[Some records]
==*==

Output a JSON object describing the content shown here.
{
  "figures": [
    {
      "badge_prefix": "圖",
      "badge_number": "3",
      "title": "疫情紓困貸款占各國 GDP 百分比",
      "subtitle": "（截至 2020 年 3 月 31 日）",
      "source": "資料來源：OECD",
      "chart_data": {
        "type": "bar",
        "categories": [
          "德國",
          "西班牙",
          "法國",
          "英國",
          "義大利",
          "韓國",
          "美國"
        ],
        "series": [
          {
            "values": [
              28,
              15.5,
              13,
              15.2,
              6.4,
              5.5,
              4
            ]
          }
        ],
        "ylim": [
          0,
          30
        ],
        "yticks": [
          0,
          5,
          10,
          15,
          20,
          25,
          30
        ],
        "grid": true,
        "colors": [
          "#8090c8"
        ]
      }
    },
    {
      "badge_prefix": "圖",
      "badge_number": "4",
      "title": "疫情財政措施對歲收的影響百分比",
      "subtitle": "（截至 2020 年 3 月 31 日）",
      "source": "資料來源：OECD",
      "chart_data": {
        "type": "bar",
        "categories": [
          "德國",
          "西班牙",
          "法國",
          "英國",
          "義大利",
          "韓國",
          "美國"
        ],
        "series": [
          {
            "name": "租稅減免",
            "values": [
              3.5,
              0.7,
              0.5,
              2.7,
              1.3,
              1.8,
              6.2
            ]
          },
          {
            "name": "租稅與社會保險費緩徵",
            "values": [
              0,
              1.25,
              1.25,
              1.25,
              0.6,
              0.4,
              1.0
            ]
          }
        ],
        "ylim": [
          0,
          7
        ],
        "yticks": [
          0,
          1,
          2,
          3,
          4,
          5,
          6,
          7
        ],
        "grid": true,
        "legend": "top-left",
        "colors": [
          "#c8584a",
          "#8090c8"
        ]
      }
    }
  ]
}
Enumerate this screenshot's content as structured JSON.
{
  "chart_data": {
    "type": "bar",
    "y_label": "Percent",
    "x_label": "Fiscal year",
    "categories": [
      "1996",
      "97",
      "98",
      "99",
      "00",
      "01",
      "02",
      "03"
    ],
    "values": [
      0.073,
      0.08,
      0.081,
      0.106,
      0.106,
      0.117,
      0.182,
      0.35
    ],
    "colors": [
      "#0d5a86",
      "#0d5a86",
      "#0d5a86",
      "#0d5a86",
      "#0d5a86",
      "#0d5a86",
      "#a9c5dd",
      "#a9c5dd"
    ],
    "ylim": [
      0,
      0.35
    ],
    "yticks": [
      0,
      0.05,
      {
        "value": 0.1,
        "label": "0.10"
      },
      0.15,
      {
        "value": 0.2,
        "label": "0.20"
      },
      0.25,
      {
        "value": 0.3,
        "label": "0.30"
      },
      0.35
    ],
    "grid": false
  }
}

==*==

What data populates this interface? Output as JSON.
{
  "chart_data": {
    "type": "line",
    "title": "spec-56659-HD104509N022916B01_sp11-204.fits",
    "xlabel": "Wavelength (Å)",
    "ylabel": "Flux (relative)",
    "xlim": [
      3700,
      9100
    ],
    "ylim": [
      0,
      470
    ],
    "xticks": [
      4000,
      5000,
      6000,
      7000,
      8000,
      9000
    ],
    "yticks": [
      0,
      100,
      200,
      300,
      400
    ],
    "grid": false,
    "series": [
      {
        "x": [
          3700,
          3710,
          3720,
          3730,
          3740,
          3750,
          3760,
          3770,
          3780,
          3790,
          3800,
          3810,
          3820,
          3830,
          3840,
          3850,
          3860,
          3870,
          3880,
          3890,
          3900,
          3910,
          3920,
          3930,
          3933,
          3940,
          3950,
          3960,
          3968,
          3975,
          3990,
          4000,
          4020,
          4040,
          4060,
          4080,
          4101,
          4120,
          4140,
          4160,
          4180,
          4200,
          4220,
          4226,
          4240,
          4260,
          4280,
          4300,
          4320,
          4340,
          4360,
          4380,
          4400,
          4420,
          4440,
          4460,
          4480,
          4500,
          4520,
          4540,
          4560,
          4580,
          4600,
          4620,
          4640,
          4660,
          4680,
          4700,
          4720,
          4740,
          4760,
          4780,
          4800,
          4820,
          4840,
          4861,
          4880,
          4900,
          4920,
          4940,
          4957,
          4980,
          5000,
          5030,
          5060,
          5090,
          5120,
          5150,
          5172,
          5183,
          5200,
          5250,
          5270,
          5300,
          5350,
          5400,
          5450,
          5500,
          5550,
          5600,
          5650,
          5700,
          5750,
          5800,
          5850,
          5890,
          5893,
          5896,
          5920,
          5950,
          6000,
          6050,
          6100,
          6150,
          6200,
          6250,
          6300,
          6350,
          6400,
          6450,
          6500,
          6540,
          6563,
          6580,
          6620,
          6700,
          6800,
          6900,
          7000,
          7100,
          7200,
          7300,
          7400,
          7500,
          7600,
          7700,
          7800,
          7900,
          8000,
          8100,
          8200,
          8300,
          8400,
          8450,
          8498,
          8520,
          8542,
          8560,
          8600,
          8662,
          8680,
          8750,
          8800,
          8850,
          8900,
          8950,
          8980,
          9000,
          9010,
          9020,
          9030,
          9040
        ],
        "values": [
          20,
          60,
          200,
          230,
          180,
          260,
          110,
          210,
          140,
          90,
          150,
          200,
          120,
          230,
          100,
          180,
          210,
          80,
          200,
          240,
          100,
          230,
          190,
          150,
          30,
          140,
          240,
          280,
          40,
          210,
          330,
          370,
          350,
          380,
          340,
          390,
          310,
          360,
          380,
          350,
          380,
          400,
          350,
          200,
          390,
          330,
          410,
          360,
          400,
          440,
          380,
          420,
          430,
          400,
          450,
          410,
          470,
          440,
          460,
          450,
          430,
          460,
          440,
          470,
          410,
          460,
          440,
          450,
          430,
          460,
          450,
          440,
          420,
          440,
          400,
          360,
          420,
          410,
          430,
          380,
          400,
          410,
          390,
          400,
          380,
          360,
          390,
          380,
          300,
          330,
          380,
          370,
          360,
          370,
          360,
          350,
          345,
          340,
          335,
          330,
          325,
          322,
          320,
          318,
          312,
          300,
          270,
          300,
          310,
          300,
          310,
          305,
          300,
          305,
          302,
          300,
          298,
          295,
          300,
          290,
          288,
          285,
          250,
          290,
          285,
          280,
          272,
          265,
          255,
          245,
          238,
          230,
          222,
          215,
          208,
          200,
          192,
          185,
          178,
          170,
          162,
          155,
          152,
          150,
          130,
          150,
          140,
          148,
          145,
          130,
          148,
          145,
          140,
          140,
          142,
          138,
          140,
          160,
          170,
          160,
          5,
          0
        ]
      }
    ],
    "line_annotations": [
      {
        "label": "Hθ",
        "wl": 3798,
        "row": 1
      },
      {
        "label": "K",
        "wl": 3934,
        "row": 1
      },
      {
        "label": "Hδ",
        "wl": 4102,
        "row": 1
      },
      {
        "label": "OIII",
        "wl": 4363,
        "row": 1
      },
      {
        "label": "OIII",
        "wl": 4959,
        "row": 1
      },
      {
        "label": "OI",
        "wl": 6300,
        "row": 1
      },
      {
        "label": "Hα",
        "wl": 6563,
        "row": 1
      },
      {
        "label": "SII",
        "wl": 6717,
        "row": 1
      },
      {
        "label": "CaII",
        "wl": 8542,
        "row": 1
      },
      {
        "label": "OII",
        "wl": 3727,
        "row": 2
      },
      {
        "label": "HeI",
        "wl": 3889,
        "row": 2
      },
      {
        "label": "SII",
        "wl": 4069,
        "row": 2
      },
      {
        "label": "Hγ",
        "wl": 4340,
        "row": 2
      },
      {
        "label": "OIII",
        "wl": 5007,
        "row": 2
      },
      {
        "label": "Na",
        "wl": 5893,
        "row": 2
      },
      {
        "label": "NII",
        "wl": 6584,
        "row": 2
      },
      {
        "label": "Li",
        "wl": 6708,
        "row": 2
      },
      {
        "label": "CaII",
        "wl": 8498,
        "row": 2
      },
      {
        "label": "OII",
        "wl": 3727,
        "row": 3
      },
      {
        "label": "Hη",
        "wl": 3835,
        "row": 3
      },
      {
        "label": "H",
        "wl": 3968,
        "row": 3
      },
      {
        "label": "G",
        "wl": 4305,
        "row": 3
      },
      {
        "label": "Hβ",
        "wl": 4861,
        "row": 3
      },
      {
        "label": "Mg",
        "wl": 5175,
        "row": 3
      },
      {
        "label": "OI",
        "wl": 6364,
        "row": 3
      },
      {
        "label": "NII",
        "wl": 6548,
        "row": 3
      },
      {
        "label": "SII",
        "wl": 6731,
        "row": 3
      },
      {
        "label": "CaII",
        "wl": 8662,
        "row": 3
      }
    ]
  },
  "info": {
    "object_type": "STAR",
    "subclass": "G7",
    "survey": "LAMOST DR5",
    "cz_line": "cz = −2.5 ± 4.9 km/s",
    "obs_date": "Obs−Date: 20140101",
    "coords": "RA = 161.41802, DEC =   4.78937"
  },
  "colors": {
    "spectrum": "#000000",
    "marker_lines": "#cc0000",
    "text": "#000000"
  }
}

==*==

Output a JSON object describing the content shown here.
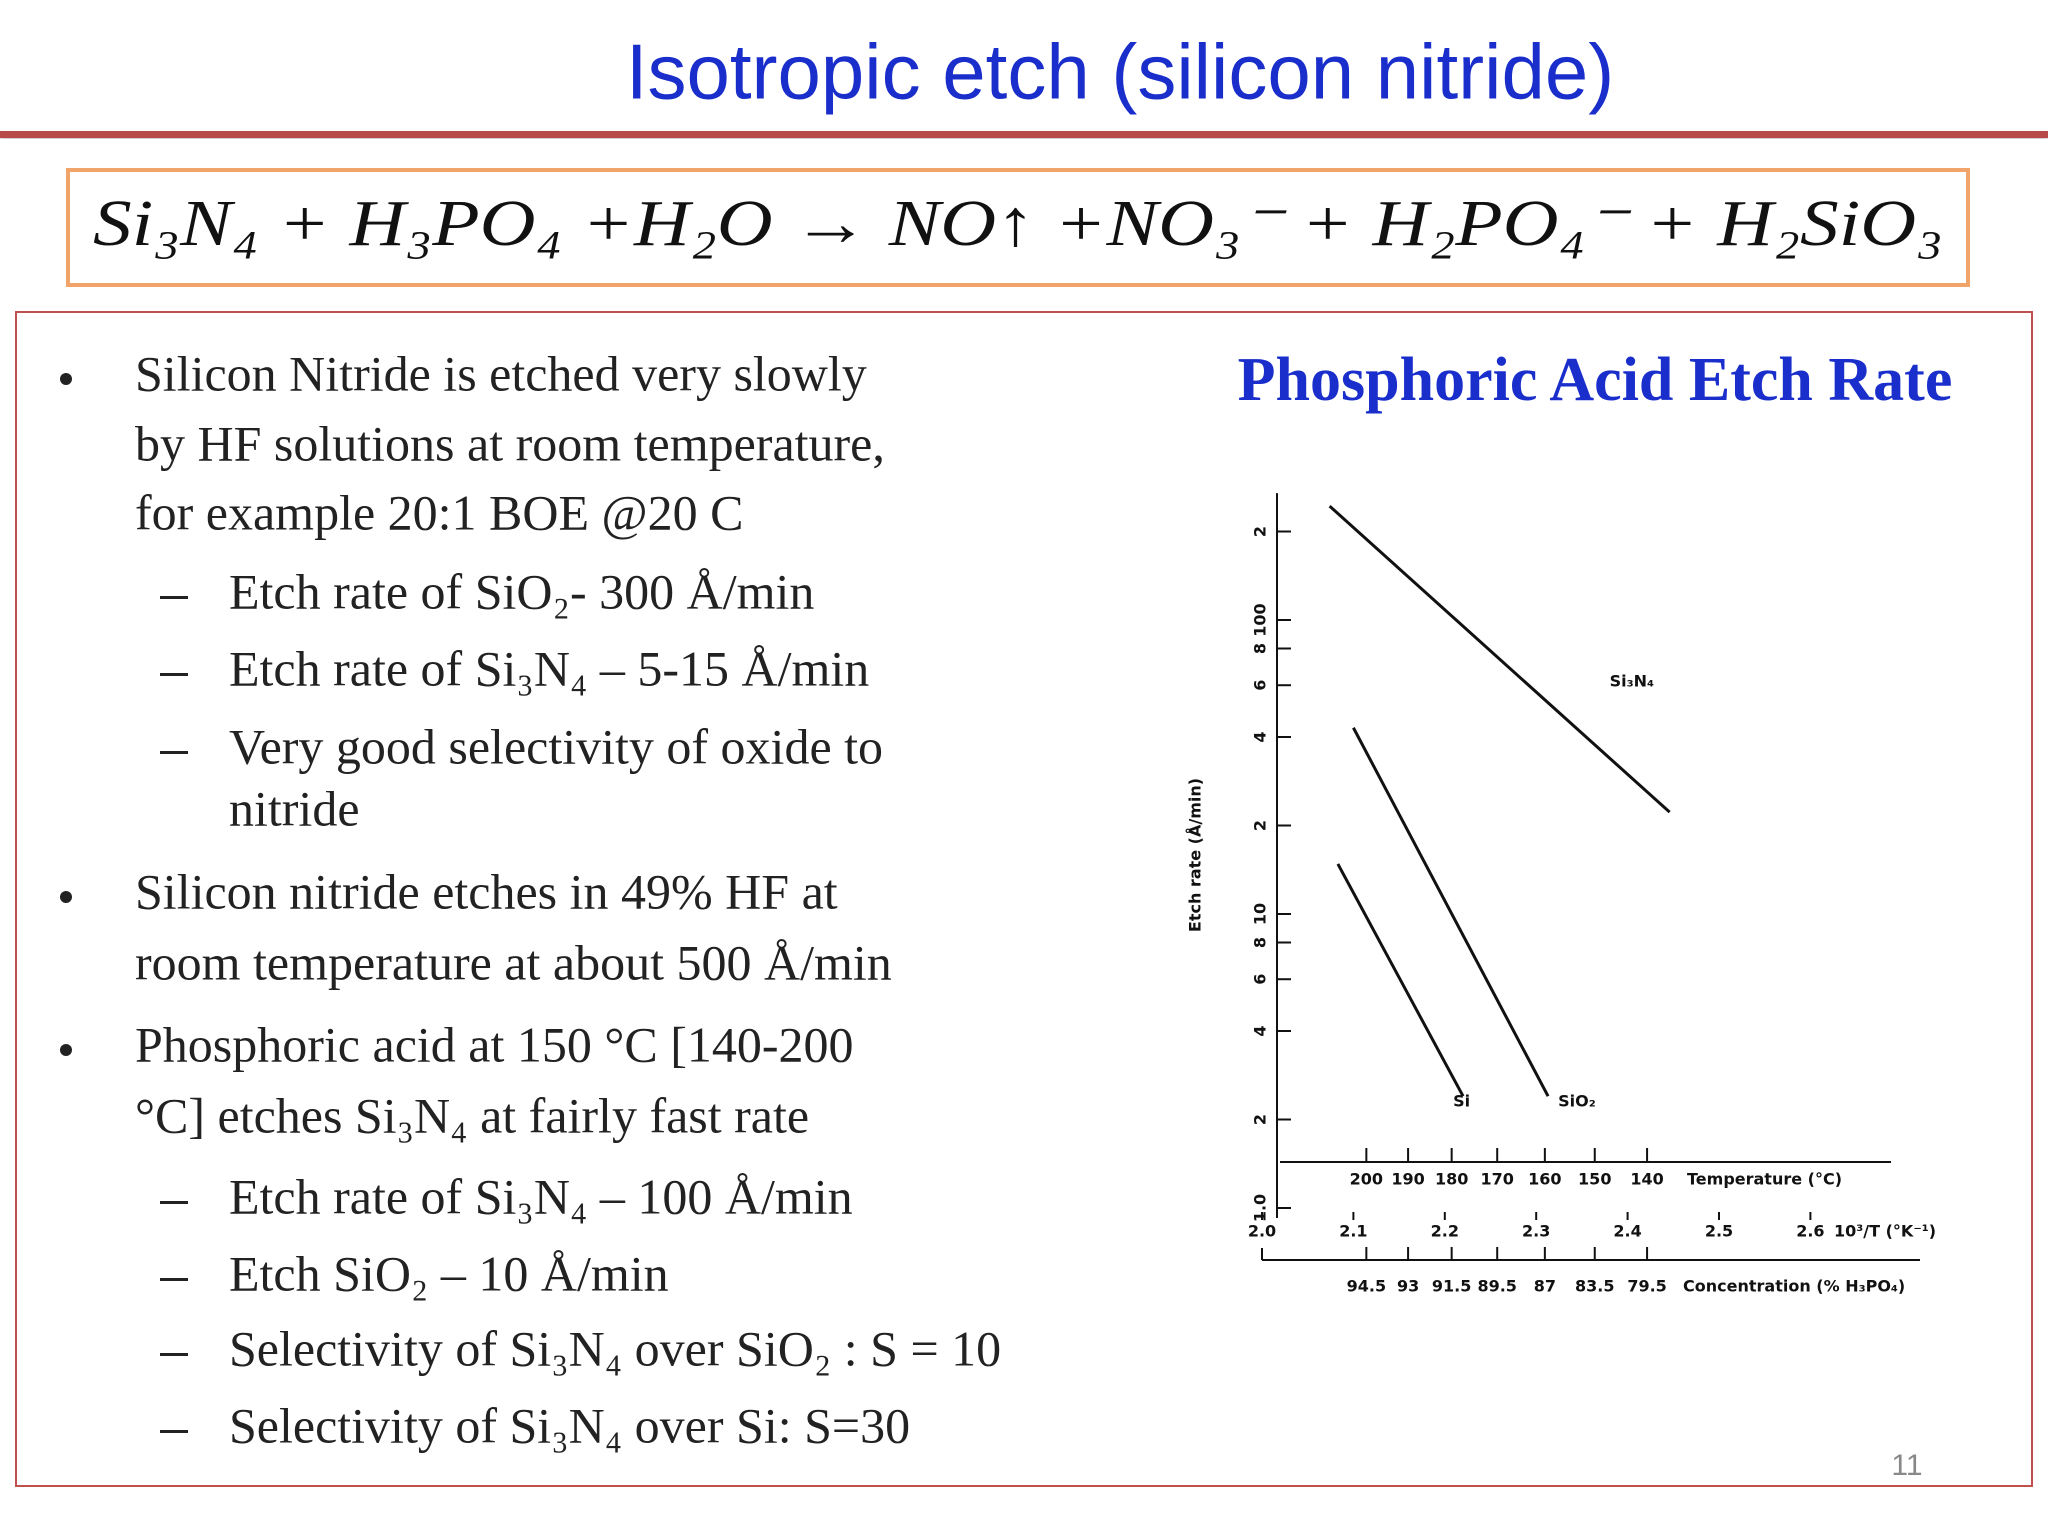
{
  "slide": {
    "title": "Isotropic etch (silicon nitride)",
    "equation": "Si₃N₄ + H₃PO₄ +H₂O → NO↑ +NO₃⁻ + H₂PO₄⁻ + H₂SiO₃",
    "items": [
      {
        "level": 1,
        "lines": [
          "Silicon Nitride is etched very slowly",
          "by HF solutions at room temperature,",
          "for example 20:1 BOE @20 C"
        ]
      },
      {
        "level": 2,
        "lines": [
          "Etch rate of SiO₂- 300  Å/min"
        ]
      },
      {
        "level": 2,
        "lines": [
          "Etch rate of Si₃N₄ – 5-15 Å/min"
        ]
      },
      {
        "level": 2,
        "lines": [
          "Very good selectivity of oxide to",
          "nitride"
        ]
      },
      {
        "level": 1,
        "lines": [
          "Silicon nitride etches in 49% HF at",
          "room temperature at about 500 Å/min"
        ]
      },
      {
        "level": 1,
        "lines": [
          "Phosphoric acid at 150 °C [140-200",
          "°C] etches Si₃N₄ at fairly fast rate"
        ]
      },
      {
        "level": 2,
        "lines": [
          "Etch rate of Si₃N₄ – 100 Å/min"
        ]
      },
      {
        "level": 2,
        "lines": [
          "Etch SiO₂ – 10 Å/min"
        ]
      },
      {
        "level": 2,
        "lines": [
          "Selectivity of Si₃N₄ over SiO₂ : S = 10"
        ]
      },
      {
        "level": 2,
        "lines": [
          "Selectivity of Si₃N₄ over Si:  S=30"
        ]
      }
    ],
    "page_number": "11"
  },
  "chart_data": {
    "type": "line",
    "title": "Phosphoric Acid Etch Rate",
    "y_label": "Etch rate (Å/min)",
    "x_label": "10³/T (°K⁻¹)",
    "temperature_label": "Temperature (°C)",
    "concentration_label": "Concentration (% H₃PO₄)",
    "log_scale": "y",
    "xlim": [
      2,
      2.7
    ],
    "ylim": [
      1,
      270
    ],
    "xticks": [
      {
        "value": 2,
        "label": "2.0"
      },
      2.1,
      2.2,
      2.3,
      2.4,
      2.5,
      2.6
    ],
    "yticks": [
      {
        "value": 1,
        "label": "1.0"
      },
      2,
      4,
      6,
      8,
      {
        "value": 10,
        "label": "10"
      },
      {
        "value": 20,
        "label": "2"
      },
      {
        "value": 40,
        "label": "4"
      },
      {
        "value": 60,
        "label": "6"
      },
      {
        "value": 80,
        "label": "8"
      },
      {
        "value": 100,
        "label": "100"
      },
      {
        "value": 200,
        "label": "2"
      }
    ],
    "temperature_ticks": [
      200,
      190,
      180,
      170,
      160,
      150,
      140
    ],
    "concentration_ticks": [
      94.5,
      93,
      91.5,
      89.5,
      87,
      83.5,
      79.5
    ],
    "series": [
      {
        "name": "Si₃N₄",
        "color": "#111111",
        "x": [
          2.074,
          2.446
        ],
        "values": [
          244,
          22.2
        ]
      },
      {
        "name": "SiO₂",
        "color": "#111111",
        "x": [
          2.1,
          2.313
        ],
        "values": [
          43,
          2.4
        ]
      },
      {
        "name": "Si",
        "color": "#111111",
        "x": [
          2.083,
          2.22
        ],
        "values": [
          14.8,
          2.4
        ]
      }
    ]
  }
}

==*==

DIRECTIONS FOR THIS TASK: Look for "Si₃N₄" and pull out every line that has it.

FULL RESPONSE:
    "equation": "Si₃N₄ + H₃PO₄ +H₂O → NO↑ +NO₃⁻ + H₂PO₄⁻ + H₂SiO₃",
          "Etch rate of Si₃N₄ – 5-15 Å/min"
          "°C] etches Si₃N₄ at fairly fast rate"
          "Etch rate of Si₃N₄ – 100 Å/min"
          "Selectivity of Si₃N₄ over SiO₂ : S = 10"
          "Selectivity of Si₃N₄ over Si:  S=30"
        "name": "Si₃N₄",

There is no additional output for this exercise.